## What you have to do
Count how many lines hold the string "permissions". Answer with that number and nothing more.

## Exercise input
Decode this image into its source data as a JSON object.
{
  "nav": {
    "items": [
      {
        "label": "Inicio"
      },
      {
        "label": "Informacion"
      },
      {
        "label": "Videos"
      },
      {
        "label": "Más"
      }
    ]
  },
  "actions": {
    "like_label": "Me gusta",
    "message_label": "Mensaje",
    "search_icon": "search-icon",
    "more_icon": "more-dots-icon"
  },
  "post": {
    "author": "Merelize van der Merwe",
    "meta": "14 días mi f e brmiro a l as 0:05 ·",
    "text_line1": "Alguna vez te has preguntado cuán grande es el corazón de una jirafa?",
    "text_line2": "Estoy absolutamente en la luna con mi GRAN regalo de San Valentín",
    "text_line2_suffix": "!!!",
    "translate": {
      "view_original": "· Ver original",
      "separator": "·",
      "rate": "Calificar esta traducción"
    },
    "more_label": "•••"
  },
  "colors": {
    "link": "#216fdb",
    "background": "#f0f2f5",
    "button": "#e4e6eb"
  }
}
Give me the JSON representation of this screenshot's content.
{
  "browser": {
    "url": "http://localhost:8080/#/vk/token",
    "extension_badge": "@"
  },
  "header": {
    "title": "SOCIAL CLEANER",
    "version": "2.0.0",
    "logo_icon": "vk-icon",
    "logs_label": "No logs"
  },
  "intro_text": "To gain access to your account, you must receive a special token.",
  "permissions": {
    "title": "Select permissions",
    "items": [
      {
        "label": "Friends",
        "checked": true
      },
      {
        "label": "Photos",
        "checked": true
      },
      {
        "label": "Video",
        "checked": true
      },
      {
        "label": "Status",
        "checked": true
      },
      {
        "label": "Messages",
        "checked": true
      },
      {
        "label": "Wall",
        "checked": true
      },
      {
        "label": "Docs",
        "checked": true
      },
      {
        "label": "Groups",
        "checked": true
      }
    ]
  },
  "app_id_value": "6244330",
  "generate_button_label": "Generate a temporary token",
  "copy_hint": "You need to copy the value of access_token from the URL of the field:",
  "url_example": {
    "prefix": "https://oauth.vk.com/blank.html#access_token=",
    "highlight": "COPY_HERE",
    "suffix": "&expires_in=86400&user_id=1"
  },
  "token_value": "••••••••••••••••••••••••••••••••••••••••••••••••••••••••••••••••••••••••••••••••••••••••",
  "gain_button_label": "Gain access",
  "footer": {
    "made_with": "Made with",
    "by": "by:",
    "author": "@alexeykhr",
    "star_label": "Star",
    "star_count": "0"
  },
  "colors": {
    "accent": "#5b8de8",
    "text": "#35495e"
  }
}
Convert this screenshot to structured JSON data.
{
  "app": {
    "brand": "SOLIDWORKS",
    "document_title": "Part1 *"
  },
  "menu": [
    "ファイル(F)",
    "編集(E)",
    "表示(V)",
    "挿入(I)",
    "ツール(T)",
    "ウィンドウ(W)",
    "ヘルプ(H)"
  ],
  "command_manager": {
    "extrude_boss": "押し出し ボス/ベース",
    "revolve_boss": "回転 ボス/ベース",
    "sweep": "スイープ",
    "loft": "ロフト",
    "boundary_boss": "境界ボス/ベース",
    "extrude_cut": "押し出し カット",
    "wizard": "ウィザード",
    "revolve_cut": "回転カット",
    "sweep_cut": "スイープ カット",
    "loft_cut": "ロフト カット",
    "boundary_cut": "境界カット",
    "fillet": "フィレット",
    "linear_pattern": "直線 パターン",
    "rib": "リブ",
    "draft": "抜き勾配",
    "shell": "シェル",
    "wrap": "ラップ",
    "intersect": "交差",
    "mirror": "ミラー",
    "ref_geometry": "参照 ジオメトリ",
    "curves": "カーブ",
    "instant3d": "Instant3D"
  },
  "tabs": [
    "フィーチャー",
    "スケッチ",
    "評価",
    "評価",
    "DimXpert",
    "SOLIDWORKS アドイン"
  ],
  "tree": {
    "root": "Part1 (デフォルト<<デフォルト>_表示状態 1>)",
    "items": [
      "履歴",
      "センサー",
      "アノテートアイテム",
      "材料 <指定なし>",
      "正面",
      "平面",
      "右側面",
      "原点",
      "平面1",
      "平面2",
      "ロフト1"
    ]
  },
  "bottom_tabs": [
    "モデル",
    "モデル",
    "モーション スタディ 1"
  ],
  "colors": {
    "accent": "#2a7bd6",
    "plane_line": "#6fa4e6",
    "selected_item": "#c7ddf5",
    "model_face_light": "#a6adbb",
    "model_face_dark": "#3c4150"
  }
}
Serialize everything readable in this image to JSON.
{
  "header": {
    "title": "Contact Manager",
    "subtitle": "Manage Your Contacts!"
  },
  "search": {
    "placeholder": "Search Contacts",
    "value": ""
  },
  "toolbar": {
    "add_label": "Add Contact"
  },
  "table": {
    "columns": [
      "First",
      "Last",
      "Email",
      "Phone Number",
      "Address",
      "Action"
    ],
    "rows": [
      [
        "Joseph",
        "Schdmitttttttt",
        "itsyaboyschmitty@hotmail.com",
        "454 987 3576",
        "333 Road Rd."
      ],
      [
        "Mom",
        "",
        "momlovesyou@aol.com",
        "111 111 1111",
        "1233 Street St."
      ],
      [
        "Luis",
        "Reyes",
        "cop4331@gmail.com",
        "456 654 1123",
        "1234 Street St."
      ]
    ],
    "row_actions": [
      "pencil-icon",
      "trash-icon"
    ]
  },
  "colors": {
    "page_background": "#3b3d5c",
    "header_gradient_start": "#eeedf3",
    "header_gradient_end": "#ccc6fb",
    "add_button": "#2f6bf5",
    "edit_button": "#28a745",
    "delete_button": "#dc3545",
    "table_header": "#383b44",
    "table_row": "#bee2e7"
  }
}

## Task solution
2